--- Task input ---
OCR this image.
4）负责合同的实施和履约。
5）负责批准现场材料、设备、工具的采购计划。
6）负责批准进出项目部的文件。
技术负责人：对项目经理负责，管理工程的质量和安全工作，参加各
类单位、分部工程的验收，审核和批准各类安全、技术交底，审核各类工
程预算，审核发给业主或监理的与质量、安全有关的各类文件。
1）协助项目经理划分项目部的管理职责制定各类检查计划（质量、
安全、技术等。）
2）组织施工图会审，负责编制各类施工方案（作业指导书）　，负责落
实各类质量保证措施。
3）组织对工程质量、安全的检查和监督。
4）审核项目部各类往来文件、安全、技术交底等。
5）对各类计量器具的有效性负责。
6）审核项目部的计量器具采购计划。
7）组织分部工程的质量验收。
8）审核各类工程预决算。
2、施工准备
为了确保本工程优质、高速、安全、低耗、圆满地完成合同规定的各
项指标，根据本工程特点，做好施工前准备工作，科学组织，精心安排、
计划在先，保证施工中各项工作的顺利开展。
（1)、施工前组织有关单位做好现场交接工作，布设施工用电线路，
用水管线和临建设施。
---
Word for word, quote all of the data above.

Written reply:
OCR this image.
4）负责合同的实施和履约。
5）负责批准现场材料、设备、工具的采购计划。
6）负责批准进出项目部的文件。
技术负责人：对项目经理负责，管理工程的质量和安全工作，参加各
类单位、分部工程的验收，审核和批准各类安全、技术交底，审核各类工
程预算，审核发给业主或监理的与质量、安全有关的各类文件。
1）协助项目经理划分项目部的管理职责制定各类检查计划（质量、
安全、技术等。）
2）组织施工图会审，负责编制各类施工方案（作业指导书）　，负责落
实各类质量保证措施。
3）组织对工程质量、安全的检查和监督。
4）审核项目部各类往来文件、安全、技术交底等。
5）对各类计量器具的有效性负责。
6）审核项目部的计量器具采购计划。
7）组织分部工程的质量验收。
8）审核各类工程预决算。
2、施工准备
为了确保本工程优质、高速、安全、低耗、圆满地完成合同规定的各
项指标，根据本工程特点，做好施工前准备工作，科学组织，精心安排、
计划在先，保证施工中各项工作的顺利开展。
（1)、施工前组织有关单位做好现场交接工作，布设施工用电线路，
用水管线和临建设施。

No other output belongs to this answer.